Dataset records –
──────

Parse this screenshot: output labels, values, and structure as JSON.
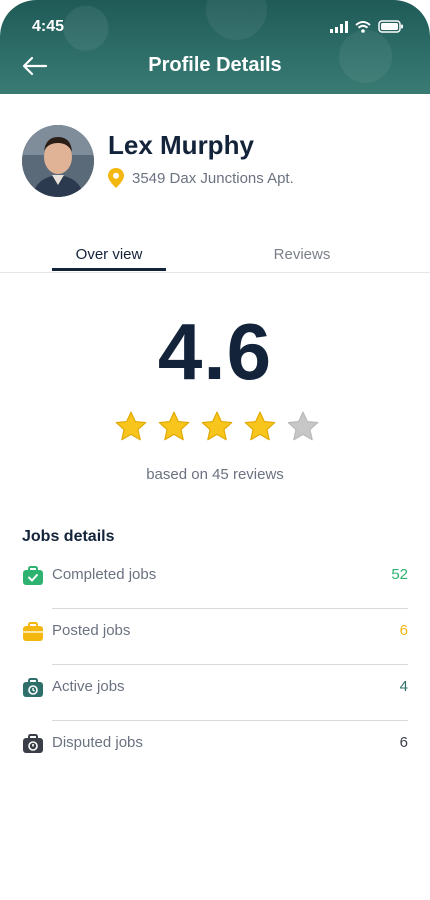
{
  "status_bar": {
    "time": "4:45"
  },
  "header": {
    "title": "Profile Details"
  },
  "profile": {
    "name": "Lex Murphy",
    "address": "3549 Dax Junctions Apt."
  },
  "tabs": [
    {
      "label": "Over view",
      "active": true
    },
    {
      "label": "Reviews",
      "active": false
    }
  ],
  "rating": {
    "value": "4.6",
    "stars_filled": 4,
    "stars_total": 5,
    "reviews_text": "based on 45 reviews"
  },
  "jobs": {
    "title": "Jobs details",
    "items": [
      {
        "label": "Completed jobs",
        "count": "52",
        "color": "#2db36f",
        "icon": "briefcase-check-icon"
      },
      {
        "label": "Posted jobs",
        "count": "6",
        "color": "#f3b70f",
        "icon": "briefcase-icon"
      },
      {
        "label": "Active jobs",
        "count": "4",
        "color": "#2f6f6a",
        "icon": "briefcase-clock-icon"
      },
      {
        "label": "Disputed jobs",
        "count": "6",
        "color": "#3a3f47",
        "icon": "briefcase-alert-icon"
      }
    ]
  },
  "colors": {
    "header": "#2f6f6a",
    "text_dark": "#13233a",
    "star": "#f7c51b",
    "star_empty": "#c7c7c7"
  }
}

──────

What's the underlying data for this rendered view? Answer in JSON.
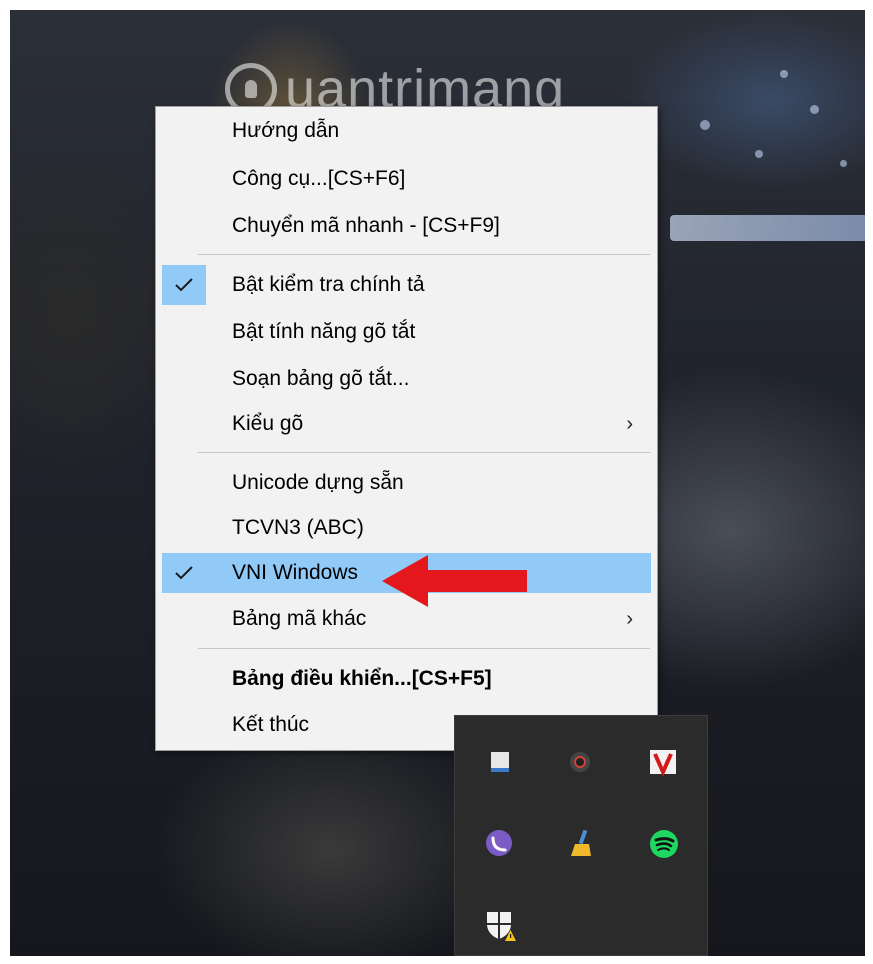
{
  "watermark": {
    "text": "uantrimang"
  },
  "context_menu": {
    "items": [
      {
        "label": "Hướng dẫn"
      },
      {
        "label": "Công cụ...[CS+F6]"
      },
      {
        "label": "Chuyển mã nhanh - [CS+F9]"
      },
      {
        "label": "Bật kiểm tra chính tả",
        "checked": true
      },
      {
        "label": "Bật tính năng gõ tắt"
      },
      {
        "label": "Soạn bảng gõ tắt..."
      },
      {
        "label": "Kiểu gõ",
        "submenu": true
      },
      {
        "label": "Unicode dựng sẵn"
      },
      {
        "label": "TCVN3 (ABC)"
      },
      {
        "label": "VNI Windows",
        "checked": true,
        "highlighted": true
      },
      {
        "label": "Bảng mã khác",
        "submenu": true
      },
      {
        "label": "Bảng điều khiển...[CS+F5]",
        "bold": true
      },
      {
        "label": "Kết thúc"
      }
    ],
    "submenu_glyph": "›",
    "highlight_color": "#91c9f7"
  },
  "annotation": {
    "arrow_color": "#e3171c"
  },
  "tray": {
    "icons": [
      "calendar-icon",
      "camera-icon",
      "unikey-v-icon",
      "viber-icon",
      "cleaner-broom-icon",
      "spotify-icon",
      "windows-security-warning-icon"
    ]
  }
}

──────

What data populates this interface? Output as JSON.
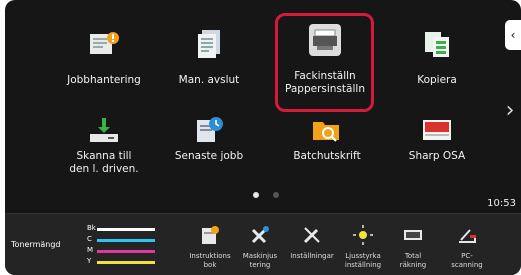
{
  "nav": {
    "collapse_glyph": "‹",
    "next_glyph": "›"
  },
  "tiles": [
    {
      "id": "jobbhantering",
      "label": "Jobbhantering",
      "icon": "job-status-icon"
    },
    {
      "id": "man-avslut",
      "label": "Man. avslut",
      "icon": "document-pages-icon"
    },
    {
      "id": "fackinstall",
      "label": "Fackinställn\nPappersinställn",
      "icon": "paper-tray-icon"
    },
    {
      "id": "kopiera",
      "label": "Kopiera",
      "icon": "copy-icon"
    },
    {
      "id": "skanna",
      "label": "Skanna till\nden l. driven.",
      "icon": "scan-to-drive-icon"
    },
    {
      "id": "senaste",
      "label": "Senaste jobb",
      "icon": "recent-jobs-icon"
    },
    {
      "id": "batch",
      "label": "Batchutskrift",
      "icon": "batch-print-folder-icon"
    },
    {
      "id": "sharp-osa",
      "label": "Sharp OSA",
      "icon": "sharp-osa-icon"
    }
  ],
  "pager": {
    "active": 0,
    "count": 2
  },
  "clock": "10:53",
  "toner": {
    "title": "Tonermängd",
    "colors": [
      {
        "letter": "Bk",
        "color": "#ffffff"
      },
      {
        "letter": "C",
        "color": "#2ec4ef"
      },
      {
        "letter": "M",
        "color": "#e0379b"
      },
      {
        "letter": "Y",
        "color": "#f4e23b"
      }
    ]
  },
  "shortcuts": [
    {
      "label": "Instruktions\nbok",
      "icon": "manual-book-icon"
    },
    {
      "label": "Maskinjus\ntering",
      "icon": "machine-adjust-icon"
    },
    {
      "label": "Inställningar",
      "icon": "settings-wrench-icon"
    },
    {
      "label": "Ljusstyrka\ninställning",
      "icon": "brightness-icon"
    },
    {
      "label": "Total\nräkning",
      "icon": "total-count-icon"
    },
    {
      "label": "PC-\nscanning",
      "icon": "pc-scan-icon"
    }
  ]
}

──────

Lines in the records that hold the word "title" are to be counted; give only the total.

Result for this exercise –
3